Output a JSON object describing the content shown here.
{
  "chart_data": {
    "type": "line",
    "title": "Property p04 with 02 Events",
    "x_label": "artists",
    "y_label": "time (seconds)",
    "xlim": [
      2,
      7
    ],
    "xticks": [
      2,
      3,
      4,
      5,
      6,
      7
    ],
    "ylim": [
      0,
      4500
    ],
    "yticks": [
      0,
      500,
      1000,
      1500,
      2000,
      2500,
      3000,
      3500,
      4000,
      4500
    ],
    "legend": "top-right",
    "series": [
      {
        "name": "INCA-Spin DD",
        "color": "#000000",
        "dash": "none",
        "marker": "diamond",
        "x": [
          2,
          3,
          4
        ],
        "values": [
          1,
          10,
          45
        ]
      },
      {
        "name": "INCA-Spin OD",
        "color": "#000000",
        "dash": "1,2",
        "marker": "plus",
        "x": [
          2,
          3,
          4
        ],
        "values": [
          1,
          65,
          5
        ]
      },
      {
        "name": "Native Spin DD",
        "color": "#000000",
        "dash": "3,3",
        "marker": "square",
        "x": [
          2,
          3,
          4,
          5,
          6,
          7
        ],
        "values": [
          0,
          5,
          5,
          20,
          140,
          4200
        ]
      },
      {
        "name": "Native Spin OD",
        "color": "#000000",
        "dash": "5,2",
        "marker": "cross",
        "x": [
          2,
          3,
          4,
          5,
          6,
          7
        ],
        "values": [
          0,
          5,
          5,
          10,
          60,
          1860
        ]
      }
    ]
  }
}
===============
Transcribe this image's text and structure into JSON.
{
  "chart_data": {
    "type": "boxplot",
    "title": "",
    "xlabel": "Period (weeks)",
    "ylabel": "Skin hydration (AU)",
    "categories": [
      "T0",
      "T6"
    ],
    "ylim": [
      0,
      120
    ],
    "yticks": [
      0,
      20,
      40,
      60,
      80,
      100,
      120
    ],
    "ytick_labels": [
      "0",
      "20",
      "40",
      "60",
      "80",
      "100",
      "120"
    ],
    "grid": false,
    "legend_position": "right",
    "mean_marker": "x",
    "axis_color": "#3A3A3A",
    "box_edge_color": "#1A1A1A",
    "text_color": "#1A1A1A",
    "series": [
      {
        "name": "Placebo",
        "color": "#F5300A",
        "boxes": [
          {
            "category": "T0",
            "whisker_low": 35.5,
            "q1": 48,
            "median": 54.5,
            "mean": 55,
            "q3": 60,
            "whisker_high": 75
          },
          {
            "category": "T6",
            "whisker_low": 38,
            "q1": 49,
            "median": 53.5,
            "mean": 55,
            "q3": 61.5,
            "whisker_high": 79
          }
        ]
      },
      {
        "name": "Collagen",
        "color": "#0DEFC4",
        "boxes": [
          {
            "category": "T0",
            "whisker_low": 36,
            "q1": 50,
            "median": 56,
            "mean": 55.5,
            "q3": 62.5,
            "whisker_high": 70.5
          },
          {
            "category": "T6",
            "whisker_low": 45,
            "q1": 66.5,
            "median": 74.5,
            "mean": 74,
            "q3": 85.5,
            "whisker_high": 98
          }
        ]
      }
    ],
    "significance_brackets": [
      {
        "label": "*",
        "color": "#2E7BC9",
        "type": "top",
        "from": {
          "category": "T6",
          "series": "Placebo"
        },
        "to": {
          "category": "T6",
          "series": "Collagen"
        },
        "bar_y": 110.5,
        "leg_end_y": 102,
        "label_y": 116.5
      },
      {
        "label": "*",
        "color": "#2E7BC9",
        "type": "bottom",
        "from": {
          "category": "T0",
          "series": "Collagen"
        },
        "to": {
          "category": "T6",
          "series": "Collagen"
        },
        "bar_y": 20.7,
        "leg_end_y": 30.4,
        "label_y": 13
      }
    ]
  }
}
===============
THE TASK: Look over the records above and copy each line that includes the string "type".

THE REPLY:
    "type": "line",
    "type": "boxplot",
        "type": "top",
        "type": "bottom",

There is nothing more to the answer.